Do this -> Every entry here needs to be repeated exactly.
##### Exercise material
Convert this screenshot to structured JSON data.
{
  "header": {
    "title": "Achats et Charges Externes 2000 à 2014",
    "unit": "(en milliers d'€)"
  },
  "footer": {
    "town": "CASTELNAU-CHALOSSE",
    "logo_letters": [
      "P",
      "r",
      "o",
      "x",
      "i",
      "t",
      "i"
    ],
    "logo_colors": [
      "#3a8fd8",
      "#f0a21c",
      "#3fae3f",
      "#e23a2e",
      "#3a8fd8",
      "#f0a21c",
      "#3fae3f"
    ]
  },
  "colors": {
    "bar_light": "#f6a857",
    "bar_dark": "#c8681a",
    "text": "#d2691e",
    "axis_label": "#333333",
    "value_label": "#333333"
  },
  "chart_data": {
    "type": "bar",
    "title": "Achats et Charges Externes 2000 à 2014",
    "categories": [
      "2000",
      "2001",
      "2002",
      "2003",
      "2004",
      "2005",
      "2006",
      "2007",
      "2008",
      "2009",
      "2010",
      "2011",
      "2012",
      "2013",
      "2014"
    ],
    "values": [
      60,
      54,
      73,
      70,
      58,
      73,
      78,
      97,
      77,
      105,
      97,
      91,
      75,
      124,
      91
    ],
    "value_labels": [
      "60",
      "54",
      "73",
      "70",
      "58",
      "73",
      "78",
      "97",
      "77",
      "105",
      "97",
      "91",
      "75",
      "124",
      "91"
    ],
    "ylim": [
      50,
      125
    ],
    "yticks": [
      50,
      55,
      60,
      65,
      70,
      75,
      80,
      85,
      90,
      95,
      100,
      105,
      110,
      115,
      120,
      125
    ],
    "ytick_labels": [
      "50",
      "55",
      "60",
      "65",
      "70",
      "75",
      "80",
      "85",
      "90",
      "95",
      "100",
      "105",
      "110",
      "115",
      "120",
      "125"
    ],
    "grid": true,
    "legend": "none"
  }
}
##########
Answer to the task ->
Convert this screenshot to structured JSON data.
{
  "header": {
    "title": "Achats et Charges Externes 2000 à 2014",
    "unit": "(en milliers d'€)"
  },
  "footer": {
    "town": "CASTELNAU-CHALOSSE",
    "logo_letters": [
      "P",
      "r",
      "o",
      "x",
      "i",
      "t",
      "i"
    ],
    "logo_colors": [
      "#3a8fd8",
      "#f0a21c",
      "#3fae3f",
      "#e23a2e",
      "#3a8fd8",
      "#f0a21c",
      "#3fae3f"
    ]
  },
  "colors": {
    "bar_light": "#f6a857",
    "bar_dark": "#c8681a",
    "text": "#d2691e",
    "axis_label": "#333333",
    "value_label": "#333333"
  },
  "chart_data": {
    "type": "bar",
    "title": "Achats et Charges Externes 2000 à 2014",
    "categories": [
      "2000",
      "2001",
      "2002",
      "2003",
      "2004",
      "2005",
      "2006",
      "2007",
      "2008",
      "2009",
      "2010",
      "2011",
      "2012",
      "2013",
      "2014"
    ],
    "values": [
      60,
      54,
      73,
      70,
      58,
      73,
      78,
      97,
      77,
      105,
      97,
      91,
      75,
      124,
      91
    ],
    "value_labels": [
      "60",
      "54",
      "73",
      "70",
      "58",
      "73",
      "78",
      "97",
      "77",
      "105",
      "97",
      "91",
      "75",
      "124",
      "91"
    ],
    "ylim": [
      50,
      125
    ],
    "yticks": [
      50,
      55,
      60,
      65,
      70,
      75,
      80,
      85,
      90,
      95,
      100,
      105,
      110,
      115,
      120,
      125
    ],
    "ytick_labels": [
      "50",
      "55",
      "60",
      "65",
      "70",
      "75",
      "80",
      "85",
      "90",
      "95",
      "100",
      "105",
      "110",
      "115",
      "120",
      "125"
    ],
    "grid": true,
    "legend": "none"
  }
}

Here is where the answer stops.